■ STATED EXERCISE
Return the listing below exactly, with the pictures dropped.

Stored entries
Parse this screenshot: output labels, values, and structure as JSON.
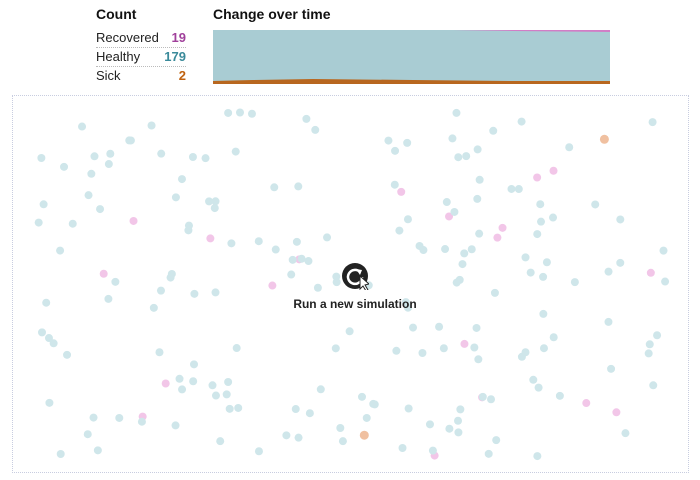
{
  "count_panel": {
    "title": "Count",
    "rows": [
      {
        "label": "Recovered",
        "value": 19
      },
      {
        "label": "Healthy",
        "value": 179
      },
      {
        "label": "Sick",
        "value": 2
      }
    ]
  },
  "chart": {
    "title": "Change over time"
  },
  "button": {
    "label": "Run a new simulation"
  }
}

■ OUTPUT OF THE EXERCISE
Parse this screenshot: output labels, values, and structure as JSON.
{
  "count_panel": {
    "title": "Count",
    "rows": [
      {
        "label": "Recovered",
        "value": 19
      },
      {
        "label": "Healthy",
        "value": 179
      },
      {
        "label": "Sick",
        "value": 2
      }
    ]
  },
  "chart": {
    "title": "Change over time"
  },
  "button": {
    "label": "Run a new simulation"
  }
}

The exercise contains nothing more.